__Problem to solve__:
From the entries below, extract every line that includes the word "built".

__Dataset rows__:
--- START ---
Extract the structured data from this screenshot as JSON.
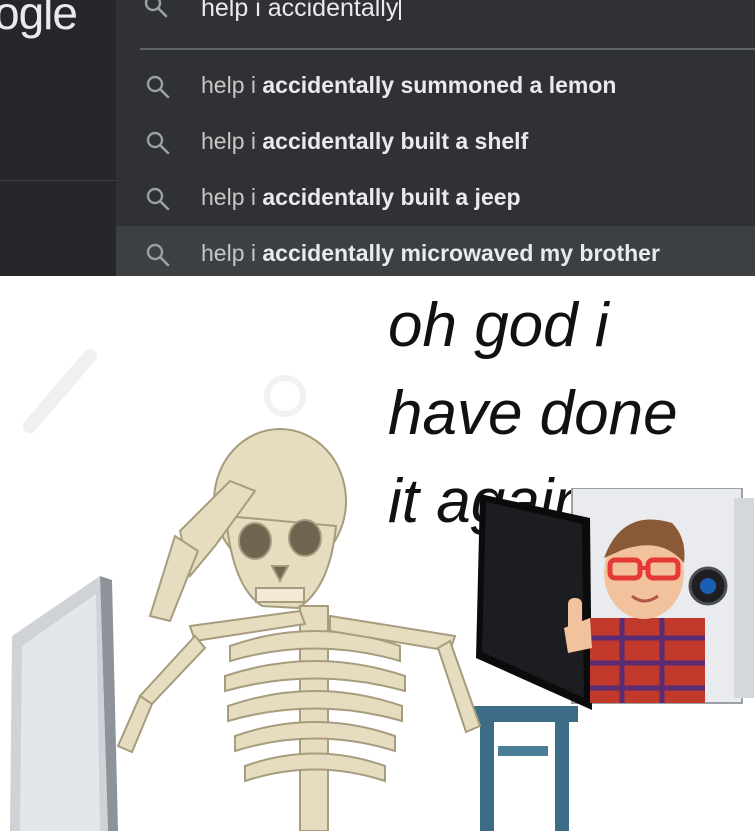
{
  "search": {
    "logo_text": "ogle",
    "query": "help i accidentally",
    "suggestions": [
      {
        "prefix": "help i ",
        "completion": "accidentally summoned a lemon",
        "highlighted": false
      },
      {
        "prefix": "help i ",
        "completion": "accidentally built a shelf",
        "highlighted": false
      },
      {
        "prefix": "help i ",
        "completion": "accidentally built a jeep",
        "highlighted": false
      },
      {
        "prefix": "help i ",
        "completion": "accidentally microwaved my brother",
        "highlighted": true
      }
    ],
    "icon": "search-icon"
  },
  "meme": {
    "caption": "oh god i\nhave done\nit again",
    "images": [
      "skeleton-at-laptop",
      "kid-with-glasses-thumbs-up-in-microwave"
    ]
  },
  "colors": {
    "page_bg": "#202124",
    "panel_bg": "#303134",
    "highlight_bg": "#3c4043",
    "text": "#e8eaed",
    "meme_bg": "#ffffff"
  }
}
--- END ---
__Full response__:
        "completion": "accidentally built a shelf",
        "completion": "accidentally built a jeep",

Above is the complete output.